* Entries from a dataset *

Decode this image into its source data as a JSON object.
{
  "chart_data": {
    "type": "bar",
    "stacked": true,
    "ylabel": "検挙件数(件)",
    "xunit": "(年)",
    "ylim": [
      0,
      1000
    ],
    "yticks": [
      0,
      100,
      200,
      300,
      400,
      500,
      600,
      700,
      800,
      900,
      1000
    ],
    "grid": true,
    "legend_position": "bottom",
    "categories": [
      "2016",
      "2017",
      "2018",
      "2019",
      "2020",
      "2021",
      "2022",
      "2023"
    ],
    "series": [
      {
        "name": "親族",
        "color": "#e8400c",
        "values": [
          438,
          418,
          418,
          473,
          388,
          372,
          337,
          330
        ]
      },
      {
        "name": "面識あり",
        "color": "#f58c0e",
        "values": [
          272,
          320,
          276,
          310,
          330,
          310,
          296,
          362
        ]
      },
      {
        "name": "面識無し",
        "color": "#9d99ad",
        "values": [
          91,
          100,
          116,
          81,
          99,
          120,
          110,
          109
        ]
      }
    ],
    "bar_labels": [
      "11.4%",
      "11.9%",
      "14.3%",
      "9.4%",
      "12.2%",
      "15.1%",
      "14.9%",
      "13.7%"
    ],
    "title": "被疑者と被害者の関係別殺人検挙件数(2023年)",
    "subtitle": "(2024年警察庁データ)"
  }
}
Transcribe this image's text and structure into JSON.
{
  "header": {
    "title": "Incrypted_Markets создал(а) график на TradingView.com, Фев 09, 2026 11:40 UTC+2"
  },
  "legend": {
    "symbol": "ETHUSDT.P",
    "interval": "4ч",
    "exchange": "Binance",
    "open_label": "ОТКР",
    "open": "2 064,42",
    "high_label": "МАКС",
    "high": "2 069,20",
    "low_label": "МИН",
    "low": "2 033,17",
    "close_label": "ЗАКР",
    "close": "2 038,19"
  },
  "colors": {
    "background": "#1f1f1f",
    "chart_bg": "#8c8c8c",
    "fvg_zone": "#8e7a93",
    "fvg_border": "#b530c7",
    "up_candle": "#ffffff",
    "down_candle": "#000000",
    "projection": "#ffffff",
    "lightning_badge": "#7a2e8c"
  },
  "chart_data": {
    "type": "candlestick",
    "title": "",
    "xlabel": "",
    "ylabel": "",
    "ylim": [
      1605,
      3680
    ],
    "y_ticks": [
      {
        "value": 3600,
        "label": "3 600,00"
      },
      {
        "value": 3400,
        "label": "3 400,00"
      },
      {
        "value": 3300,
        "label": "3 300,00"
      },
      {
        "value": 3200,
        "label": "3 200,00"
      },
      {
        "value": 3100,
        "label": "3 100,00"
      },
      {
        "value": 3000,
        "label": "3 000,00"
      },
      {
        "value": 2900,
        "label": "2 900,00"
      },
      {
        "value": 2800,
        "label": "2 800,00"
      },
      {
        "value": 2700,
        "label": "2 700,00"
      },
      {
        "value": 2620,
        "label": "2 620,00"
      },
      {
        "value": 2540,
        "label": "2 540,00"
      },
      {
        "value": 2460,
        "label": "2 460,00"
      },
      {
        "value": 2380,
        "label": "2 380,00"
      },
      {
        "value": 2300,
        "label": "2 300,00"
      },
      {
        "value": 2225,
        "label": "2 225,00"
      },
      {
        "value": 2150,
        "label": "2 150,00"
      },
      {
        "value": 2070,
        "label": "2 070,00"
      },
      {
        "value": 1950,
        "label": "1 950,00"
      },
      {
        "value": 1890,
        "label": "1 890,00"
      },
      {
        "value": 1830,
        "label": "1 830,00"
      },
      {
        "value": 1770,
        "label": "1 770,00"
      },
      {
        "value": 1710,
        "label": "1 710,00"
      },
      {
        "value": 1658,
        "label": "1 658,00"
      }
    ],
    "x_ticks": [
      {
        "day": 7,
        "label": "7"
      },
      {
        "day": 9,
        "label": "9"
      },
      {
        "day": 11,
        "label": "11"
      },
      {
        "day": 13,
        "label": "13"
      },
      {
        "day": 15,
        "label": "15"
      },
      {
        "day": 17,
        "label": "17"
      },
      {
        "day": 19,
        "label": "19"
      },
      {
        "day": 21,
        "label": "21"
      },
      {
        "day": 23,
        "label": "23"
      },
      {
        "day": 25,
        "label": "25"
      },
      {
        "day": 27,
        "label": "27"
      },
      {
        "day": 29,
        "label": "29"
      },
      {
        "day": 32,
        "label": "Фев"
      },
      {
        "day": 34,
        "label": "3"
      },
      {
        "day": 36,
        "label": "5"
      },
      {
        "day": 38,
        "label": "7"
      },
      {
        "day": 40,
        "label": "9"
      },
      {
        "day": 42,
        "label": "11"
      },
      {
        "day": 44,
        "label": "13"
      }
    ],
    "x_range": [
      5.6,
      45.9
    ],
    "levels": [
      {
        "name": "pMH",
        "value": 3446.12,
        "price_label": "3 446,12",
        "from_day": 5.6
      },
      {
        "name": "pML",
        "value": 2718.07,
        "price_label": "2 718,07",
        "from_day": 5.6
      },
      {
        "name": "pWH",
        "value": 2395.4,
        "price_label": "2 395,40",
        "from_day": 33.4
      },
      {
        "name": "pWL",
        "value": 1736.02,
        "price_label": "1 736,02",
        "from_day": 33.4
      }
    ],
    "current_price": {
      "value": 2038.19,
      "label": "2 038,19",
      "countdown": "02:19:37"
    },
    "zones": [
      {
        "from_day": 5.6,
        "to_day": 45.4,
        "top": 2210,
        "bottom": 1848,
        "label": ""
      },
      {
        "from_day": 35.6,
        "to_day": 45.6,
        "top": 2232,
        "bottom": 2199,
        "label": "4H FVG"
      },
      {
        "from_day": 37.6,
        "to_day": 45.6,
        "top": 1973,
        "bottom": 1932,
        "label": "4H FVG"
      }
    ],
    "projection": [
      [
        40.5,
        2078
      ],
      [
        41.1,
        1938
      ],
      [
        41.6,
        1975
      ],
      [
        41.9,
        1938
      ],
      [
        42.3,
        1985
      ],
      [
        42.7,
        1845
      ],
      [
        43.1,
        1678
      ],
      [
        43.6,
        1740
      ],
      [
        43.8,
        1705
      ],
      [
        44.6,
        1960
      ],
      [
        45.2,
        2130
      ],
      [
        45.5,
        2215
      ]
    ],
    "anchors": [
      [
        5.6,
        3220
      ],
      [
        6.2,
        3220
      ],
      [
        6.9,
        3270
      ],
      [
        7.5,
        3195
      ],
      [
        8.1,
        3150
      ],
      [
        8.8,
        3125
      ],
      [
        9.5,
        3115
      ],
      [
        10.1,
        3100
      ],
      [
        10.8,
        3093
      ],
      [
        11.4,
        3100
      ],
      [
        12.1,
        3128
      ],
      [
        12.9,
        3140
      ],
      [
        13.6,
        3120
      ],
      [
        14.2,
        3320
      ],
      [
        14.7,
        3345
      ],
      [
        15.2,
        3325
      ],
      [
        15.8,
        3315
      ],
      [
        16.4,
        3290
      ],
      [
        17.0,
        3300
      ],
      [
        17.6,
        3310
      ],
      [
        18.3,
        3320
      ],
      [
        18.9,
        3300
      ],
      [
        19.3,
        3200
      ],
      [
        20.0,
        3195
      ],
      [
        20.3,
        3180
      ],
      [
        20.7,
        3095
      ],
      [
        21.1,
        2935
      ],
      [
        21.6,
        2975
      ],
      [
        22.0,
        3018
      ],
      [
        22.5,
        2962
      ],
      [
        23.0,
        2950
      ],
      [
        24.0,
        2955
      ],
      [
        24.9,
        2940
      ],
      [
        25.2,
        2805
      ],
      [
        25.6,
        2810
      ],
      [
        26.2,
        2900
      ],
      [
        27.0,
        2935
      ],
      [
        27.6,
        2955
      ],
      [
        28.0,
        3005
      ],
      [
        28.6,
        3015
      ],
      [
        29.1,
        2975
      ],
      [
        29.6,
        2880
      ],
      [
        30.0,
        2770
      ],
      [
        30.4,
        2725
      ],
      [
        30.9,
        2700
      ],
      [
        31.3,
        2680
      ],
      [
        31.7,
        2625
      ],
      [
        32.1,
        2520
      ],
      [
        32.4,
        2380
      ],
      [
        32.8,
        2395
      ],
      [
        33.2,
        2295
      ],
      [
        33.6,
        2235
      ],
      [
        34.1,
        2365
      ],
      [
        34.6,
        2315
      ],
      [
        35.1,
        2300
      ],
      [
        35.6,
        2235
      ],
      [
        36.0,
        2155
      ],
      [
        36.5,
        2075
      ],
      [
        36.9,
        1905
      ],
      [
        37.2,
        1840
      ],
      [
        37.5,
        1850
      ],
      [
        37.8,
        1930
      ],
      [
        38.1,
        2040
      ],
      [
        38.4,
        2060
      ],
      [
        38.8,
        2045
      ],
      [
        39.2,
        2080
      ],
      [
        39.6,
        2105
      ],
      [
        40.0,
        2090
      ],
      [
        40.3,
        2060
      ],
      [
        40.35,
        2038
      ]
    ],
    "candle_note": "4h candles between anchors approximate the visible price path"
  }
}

* Problem details *
Show every line in the records above that contains the word "JSON".

* Right answer *
Decode this image into its source data as a JSON object.
Transcribe this image's text and structure into JSON.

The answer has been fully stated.